WHAT YOU NEED TO DO: Within the records below, find each line that holds the string "Sets", then copy it.

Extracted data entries
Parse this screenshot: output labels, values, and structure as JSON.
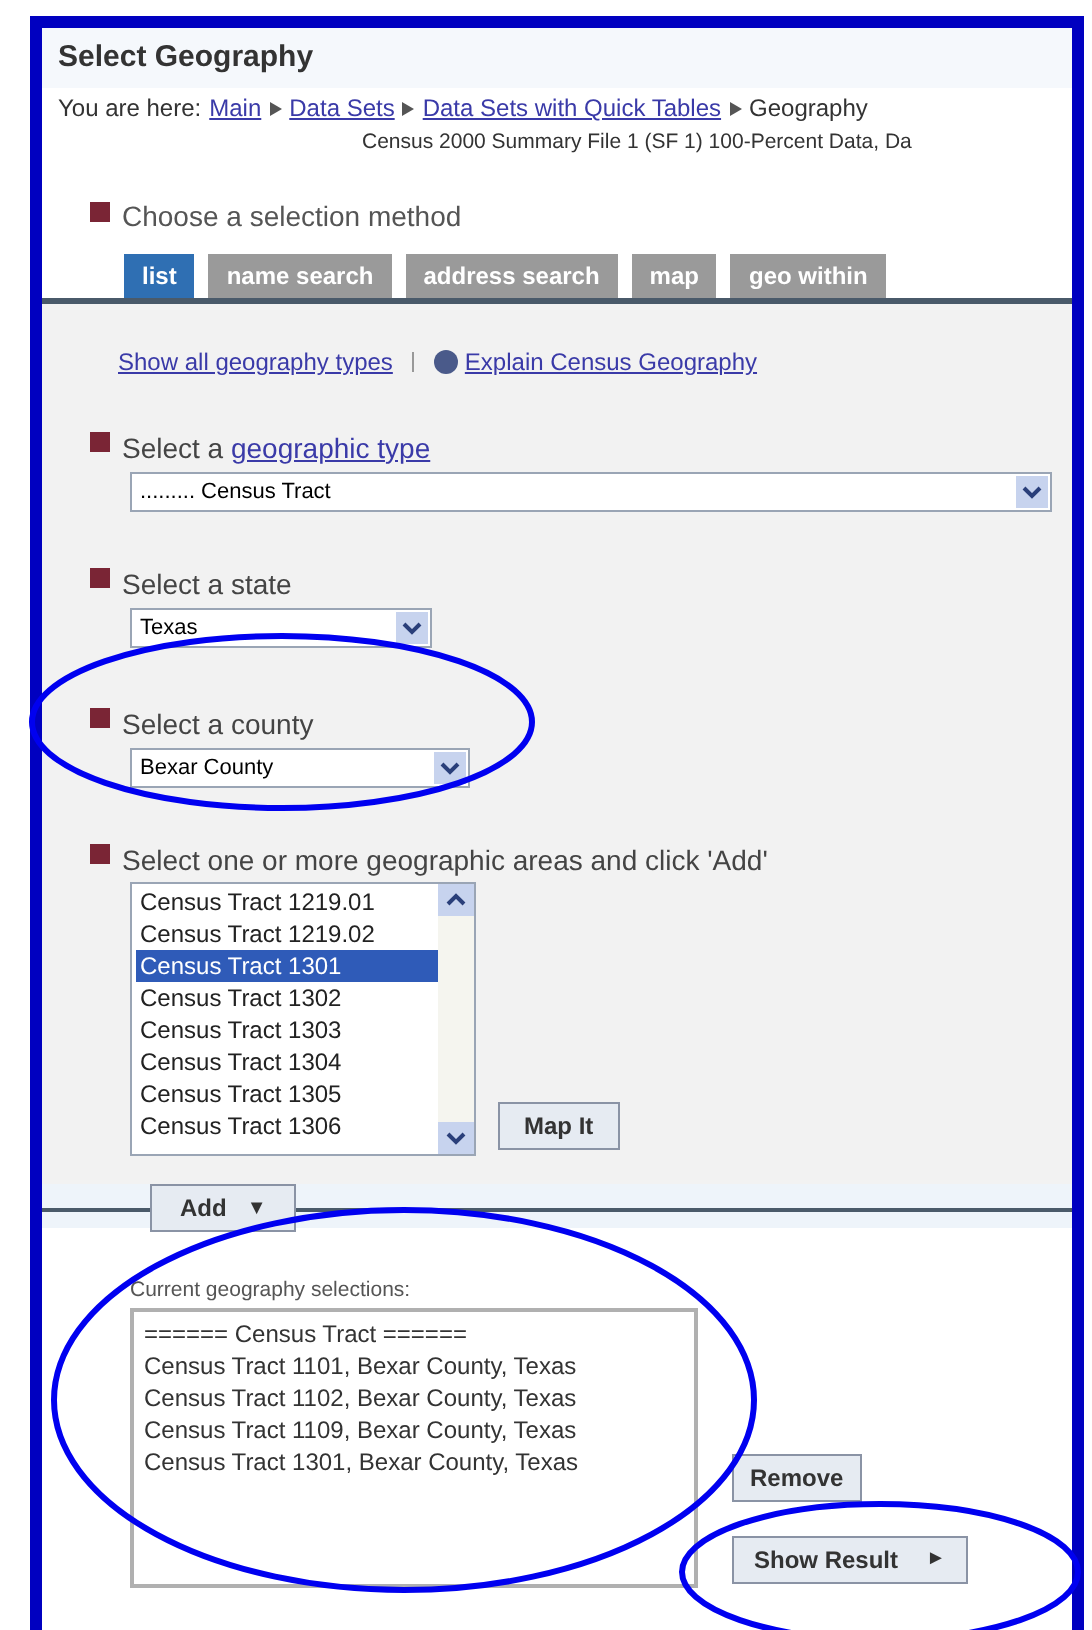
{
  "title": "Select Geography",
  "breadcrumb": {
    "label": "You are here:",
    "items": [
      {
        "text": "Main",
        "link": true
      },
      {
        "text": "Data Sets",
        "link": true
      },
      {
        "text": "Data Sets with Quick Tables",
        "link": true
      },
      {
        "text": "Geography",
        "link": false
      }
    ]
  },
  "dataset": "Census 2000 Summary File 1 (SF 1) 100-Percent Data, Da",
  "method_label": "Choose a selection method",
  "tabs": [
    {
      "label": "list",
      "selected": true
    },
    {
      "label": "name search",
      "selected": false
    },
    {
      "label": "address search",
      "selected": false
    },
    {
      "label": "map",
      "selected": false
    },
    {
      "label": "geo within",
      "selected": false
    }
  ],
  "links": [
    {
      "text": "Show all geography types",
      "kind": "plain"
    },
    {
      "text": "Explain Census Geography",
      "kind": "info"
    }
  ],
  "geo_type": {
    "label": "Select a ",
    "link": "geographic type",
    "value": "......... Census Tract"
  },
  "state": {
    "label": "Select a state",
    "value": "Texas"
  },
  "county": {
    "label": "Select a county",
    "value": "Bexar County"
  },
  "areas": {
    "label": "Select one or more geographic areas and click 'Add'",
    "items": [
      {
        "text": "Census Tract 1219.01",
        "selected": false
      },
      {
        "text": "Census Tract 1219.02",
        "selected": false
      },
      {
        "text": "Census Tract 1301",
        "selected": true
      },
      {
        "text": "Census Tract 1302",
        "selected": false
      },
      {
        "text": "Census Tract 1303",
        "selected": false
      },
      {
        "text": "Census Tract 1304",
        "selected": false
      },
      {
        "text": "Census Tract 1305",
        "selected": false
      },
      {
        "text": "Census Tract 1306",
        "selected": false
      }
    ]
  },
  "map_button": "Map It",
  "add_button": "Add",
  "add_arrow": "▼",
  "selections": {
    "label": "Current geography selections:",
    "items": [
      "====== Census Tract ======",
      "Census Tract 1101, Bexar County, Texas",
      "Census Tract 1102, Bexar County, Texas",
      "Census Tract 1109, Bexar County, Texas",
      "Census Tract 1301, Bexar County, Texas"
    ]
  },
  "remove_button": "Remove",
  "show_button": "Show Result",
  "show_arrow": "►"
}
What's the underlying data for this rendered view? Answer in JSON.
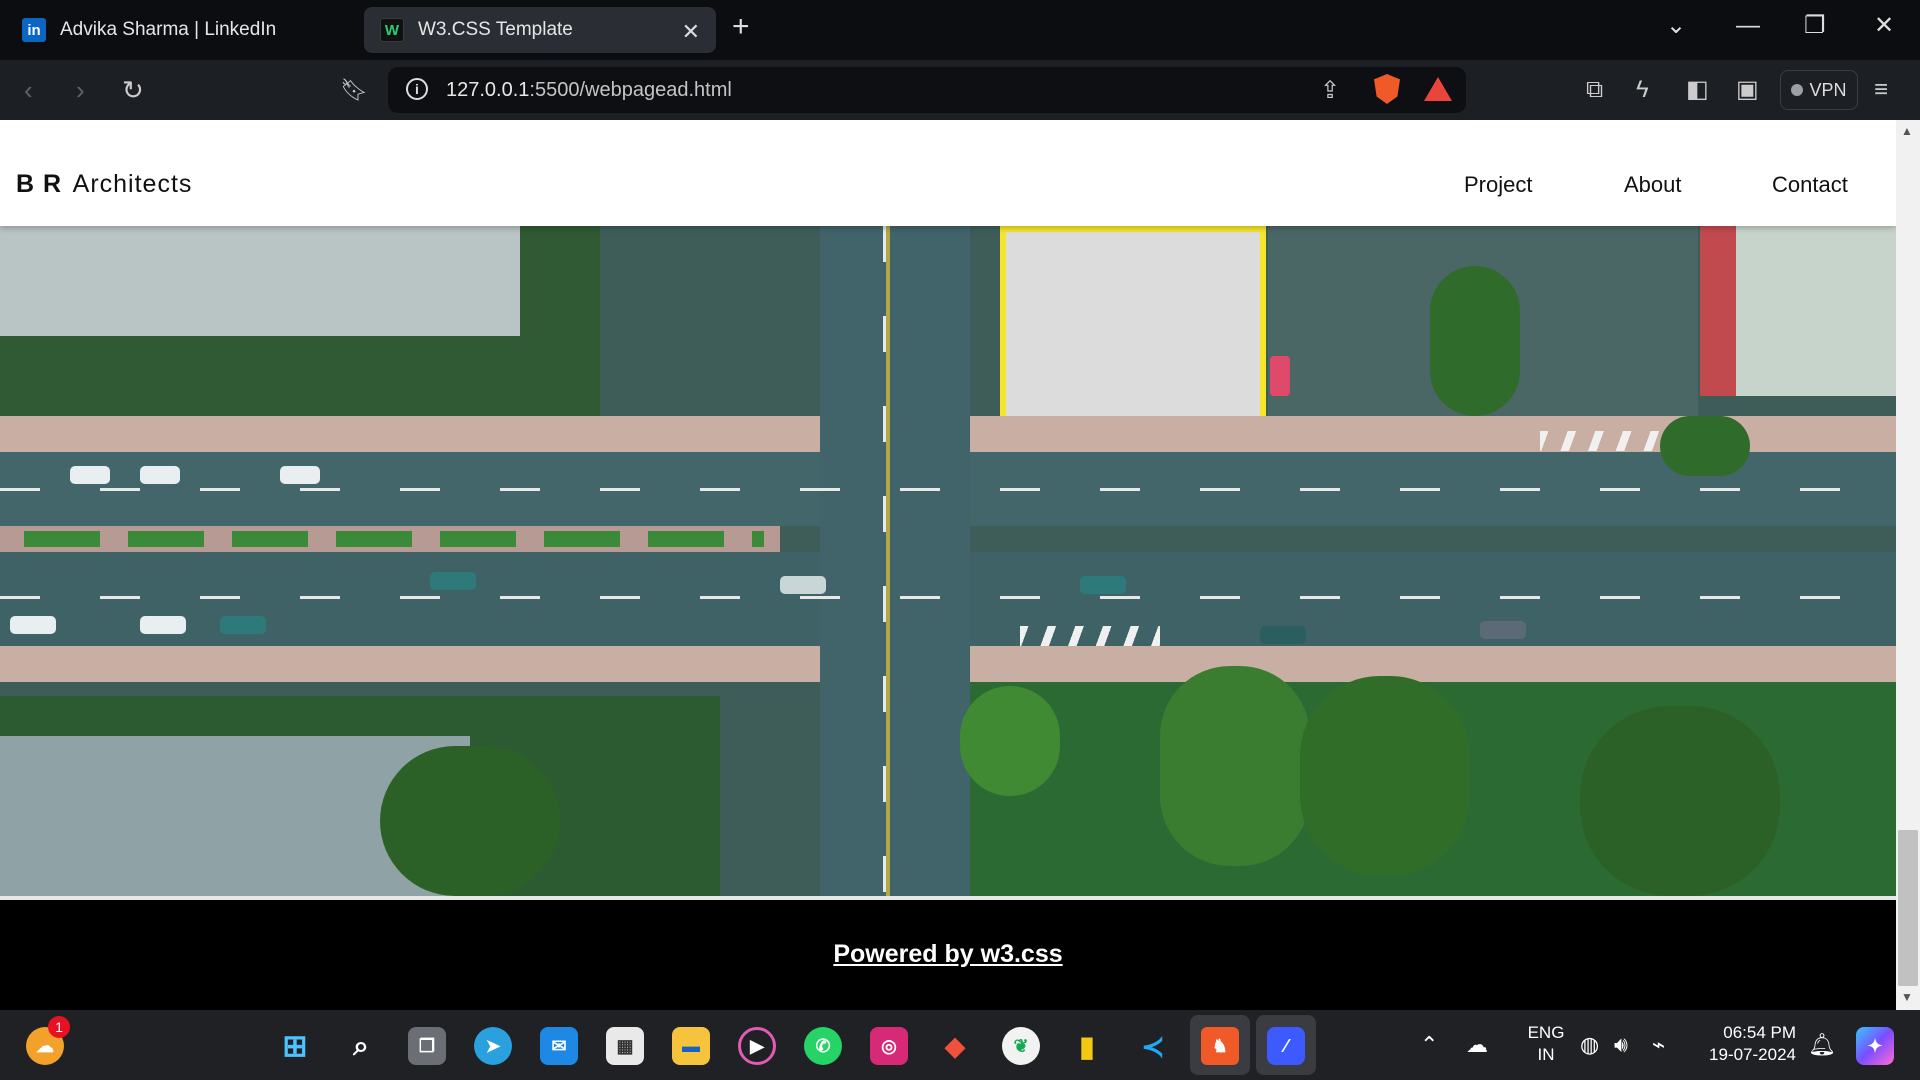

CORRECT OUTPUT:
        "text": "Data Sets",
        "text": "Data Sets with Quick Tables",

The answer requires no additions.